Written instruction: Transcribe the data that follows precisely, omitting nothing.

Records that describe figures:
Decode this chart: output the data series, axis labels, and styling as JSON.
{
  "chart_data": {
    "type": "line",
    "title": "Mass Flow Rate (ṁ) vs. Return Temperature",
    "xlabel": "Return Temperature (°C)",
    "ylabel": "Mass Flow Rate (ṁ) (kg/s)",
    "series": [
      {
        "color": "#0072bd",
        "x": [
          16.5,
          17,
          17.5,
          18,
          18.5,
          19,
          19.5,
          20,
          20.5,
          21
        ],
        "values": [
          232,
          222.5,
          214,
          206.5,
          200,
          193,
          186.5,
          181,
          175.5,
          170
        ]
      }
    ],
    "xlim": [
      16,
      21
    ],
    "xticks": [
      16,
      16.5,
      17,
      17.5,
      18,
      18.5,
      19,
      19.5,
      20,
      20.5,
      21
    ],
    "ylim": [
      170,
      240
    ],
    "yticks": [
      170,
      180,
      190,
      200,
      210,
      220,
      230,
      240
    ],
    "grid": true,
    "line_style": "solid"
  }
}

Task response:
Decode this chart: output the data series, axis labels, and styling as JSON.
{
  "chart_data": {
    "type": "line",
    "title": "Mass Flow Rate (ṁ) vs. Return Temperature",
    "xlabel": "Return Temperature (°C)",
    "ylabel": "Mass Flow Rate (ṁ) (kg/s)",
    "series": [
      {
        "color": "#0072bd",
        "x": [
          16.5,
          17,
          17.5,
          18,
          18.5,
          19,
          19.5,
          20,
          20.5,
          21
        ],
        "values": [
          232,
          222.5,
          214,
          206.5,
          200,
          193,
          186.5,
          181,
          175.5,
          170
        ]
      }
    ],
    "xlim": [
      16,
      21
    ],
    "xticks": [
      16,
      16.5,
      17,
      17.5,
      18,
      18.5,
      19,
      19.5,
      20,
      20.5,
      21
    ],
    "ylim": [
      170,
      240
    ],
    "yticks": [
      170,
      180,
      190,
      200,
      210,
      220,
      230,
      240
    ],
    "grid": true,
    "line_style": "solid"
  }
}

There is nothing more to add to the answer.